Examine the material below. Gather every line in which the string "Barack" appears.

--- Begin DATASET EXCERPTS ---

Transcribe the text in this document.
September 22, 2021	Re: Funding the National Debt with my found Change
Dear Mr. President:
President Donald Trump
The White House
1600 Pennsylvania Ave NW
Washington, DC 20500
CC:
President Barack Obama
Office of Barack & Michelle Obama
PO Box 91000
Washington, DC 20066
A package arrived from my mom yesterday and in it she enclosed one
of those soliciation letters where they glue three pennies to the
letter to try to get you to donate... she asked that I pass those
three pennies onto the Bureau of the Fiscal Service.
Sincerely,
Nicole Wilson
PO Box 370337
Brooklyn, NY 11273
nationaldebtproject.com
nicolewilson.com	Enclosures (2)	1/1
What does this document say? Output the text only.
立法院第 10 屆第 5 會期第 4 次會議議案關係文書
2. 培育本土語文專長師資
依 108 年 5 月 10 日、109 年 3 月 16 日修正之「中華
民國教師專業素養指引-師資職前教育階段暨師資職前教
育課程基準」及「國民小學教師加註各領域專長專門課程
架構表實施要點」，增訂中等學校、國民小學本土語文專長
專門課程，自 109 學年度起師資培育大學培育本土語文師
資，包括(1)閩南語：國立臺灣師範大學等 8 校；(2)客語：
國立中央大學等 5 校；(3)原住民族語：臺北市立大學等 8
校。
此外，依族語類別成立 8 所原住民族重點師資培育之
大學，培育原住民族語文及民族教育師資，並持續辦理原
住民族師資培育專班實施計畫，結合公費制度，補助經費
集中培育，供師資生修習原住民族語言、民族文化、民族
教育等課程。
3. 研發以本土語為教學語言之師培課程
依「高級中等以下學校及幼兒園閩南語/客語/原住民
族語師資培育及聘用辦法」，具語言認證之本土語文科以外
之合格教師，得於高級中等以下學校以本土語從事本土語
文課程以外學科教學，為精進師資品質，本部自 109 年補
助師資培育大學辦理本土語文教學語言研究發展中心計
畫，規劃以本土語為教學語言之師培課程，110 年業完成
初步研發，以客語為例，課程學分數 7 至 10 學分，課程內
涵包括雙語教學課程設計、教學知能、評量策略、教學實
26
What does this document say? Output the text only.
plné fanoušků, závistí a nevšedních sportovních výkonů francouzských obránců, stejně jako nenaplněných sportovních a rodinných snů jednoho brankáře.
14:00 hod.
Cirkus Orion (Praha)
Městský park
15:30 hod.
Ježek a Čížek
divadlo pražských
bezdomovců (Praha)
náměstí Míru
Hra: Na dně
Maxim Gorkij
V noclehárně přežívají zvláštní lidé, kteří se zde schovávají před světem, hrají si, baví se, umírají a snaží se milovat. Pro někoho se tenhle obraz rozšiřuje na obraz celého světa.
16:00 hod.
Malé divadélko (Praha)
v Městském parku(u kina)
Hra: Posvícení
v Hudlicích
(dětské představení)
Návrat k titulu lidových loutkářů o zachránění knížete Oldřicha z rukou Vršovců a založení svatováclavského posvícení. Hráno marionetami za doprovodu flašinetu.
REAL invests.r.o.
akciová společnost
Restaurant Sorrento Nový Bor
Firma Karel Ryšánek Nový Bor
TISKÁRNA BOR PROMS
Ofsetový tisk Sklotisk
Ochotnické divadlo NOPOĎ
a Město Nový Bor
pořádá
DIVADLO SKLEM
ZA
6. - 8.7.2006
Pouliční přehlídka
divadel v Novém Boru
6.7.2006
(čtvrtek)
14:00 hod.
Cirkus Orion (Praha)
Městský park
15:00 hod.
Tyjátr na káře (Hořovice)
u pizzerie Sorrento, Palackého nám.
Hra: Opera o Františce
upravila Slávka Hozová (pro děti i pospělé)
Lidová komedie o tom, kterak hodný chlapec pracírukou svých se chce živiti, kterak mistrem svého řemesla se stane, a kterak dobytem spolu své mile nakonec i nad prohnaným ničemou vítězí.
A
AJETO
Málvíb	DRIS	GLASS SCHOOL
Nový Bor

--- End DATASET EXCERPTS ---

WRITTEN REPLY:
President Barack Obama
Office of Barack & Michelle Obama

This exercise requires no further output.